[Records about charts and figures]
----
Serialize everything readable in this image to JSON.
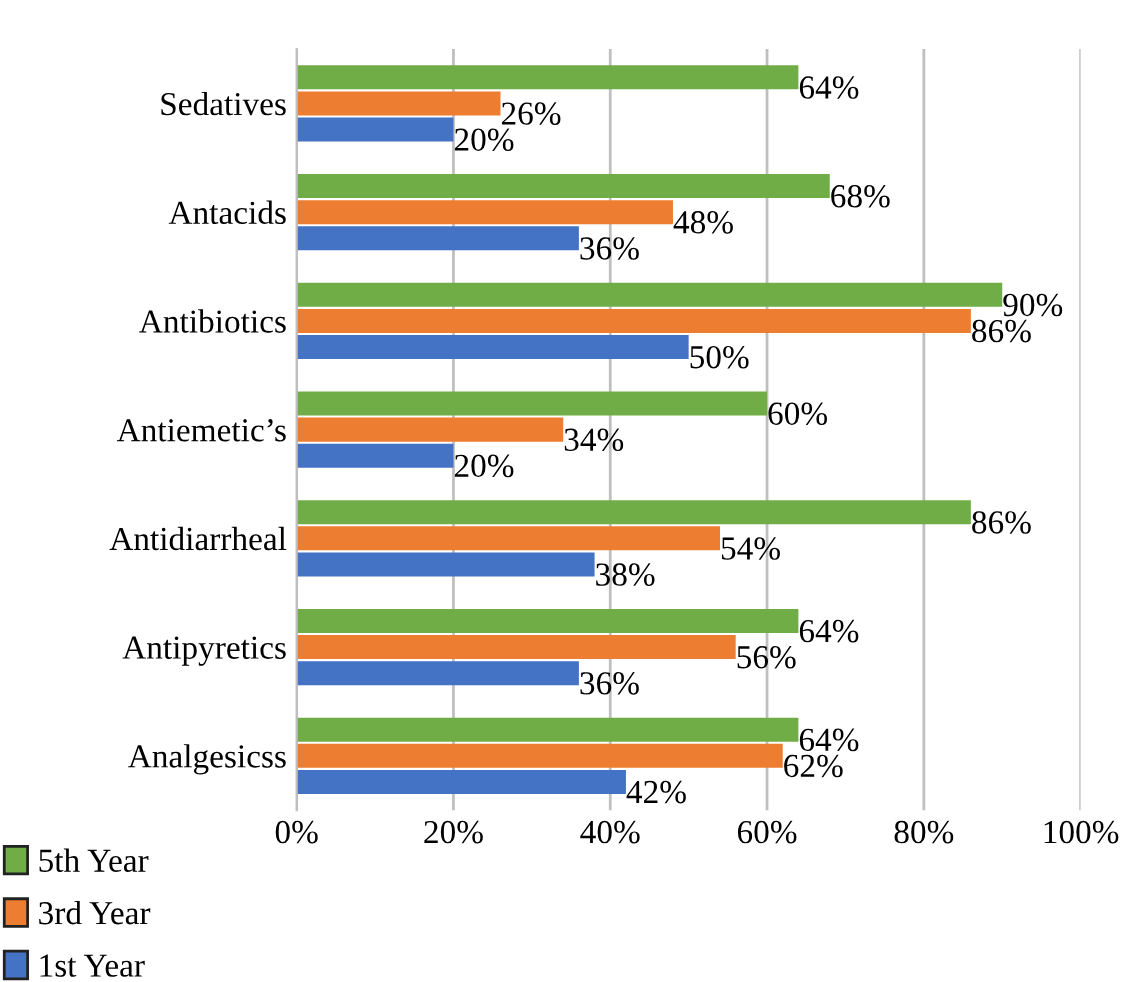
{
  "chart_data": {
    "type": "bar",
    "orientation": "horizontal",
    "categories": [
      "Sedatives",
      "Antacids",
      "Antibiotics",
      "Antiemetic’s",
      "Antidiarrheal",
      "Antipyretics",
      "Analgesicss"
    ],
    "series": [
      {
        "name": "5th Year",
        "color": "#70ad47",
        "values": [
          64,
          68,
          90,
          60,
          86,
          64,
          64
        ],
        "value_labels": [
          "64%",
          "68%",
          "90%",
          "60%",
          "86%",
          "64%",
          "64%"
        ]
      },
      {
        "name": "3rd Year",
        "color": "#ed7d31",
        "values": [
          26,
          48,
          86,
          34,
          54,
          56,
          62
        ],
        "value_labels": [
          "26%",
          "48%",
          "86%",
          "34%",
          "54%",
          "56%",
          "62%"
        ]
      },
      {
        "name": "1st Year",
        "color": "#4472c4",
        "values": [
          20,
          36,
          50,
          20,
          38,
          36,
          42
        ],
        "value_labels": [
          "20%",
          "36%",
          "50%",
          "20%",
          "38%",
          "36%",
          "42%"
        ]
      }
    ],
    "xlim": [
      0,
      100
    ],
    "xticks": [
      {
        "value": 0,
        "label": "0%"
      },
      {
        "value": 20,
        "label": "20%"
      },
      {
        "value": 40,
        "label": "40%"
      },
      {
        "value": 60,
        "label": "60%"
      },
      {
        "value": 80,
        "label": "80%"
      },
      {
        "value": 100,
        "label": "100%"
      }
    ],
    "grid": "x",
    "legend": "bottom left"
  }
}
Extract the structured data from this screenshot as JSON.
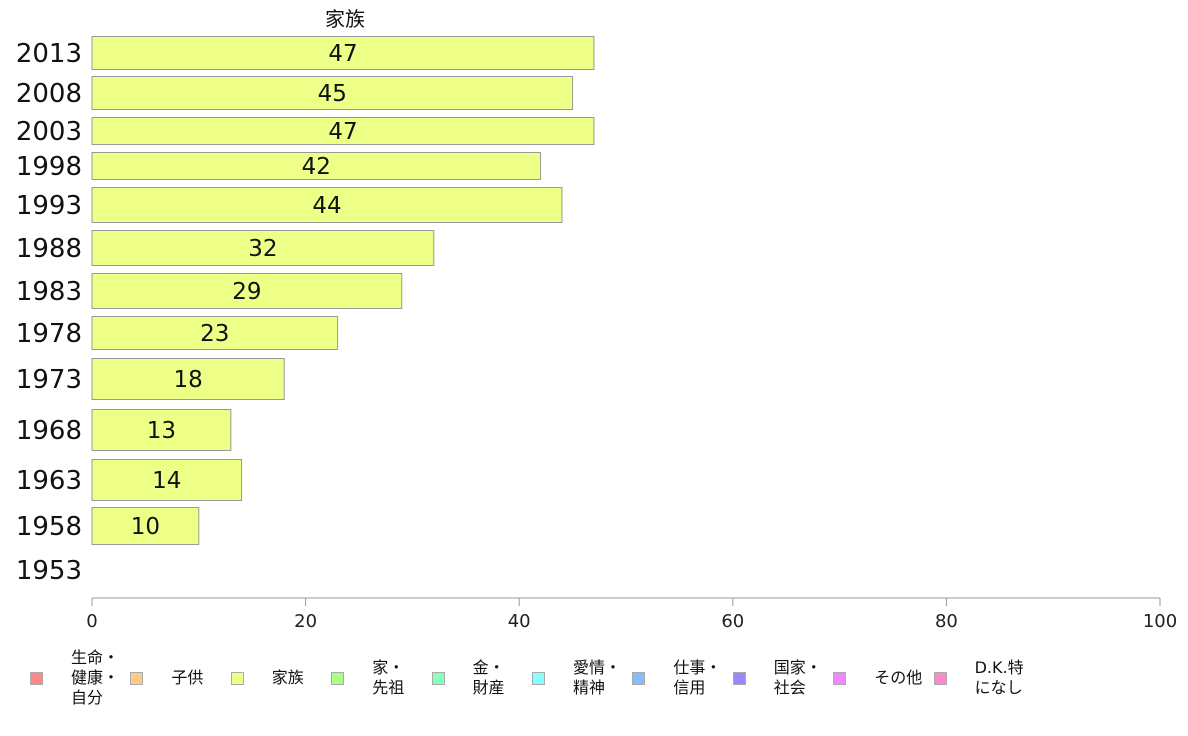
----
### Given problem
Restate each line of the records exactly; pictures do not belong in the copy.

### Complete output
Serialize everything readable in this image to JSON.
{
  "chart_data": {
    "type": "bar",
    "orientation": "horizontal",
    "categories": [
      "Sedatives",
      "Antacids",
      "Antibiotics",
      "Antiemetic’s",
      "Antidiarrheal",
      "Antipyretics",
      "Analgesicss"
    ],
    "series": [
      {
        "name": "5th Year",
        "color": "#70ad47",
        "values": [
          64,
          68,
          90,
          60,
          86,
          64,
          64
        ],
        "value_labels": [
          "64%",
          "68%",
          "90%",
          "60%",
          "86%",
          "64%",
          "64%"
        ]
      },
      {
        "name": "3rd Year",
        "color": "#ed7d31",
        "values": [
          26,
          48,
          86,
          34,
          54,
          56,
          62
        ],
        "value_labels": [
          "26%",
          "48%",
          "86%",
          "34%",
          "54%",
          "56%",
          "62%"
        ]
      },
      {
        "name": "1st Year",
        "color": "#4472c4",
        "values": [
          20,
          36,
          50,
          20,
          38,
          36,
          42
        ],
        "value_labels": [
          "20%",
          "36%",
          "50%",
          "20%",
          "38%",
          "36%",
          "42%"
        ]
      }
    ],
    "xlim": [
      0,
      100
    ],
    "xticks": [
      {
        "value": 0,
        "label": "0%"
      },
      {
        "value": 20,
        "label": "20%"
      },
      {
        "value": 40,
        "label": "40%"
      },
      {
        "value": 60,
        "label": "60%"
      },
      {
        "value": 80,
        "label": "80%"
      },
      {
        "value": 100,
        "label": "100%"
      }
    ],
    "grid": "x",
    "legend": "bottom left"
  }
}
Extract the structured data from this screenshot as JSON.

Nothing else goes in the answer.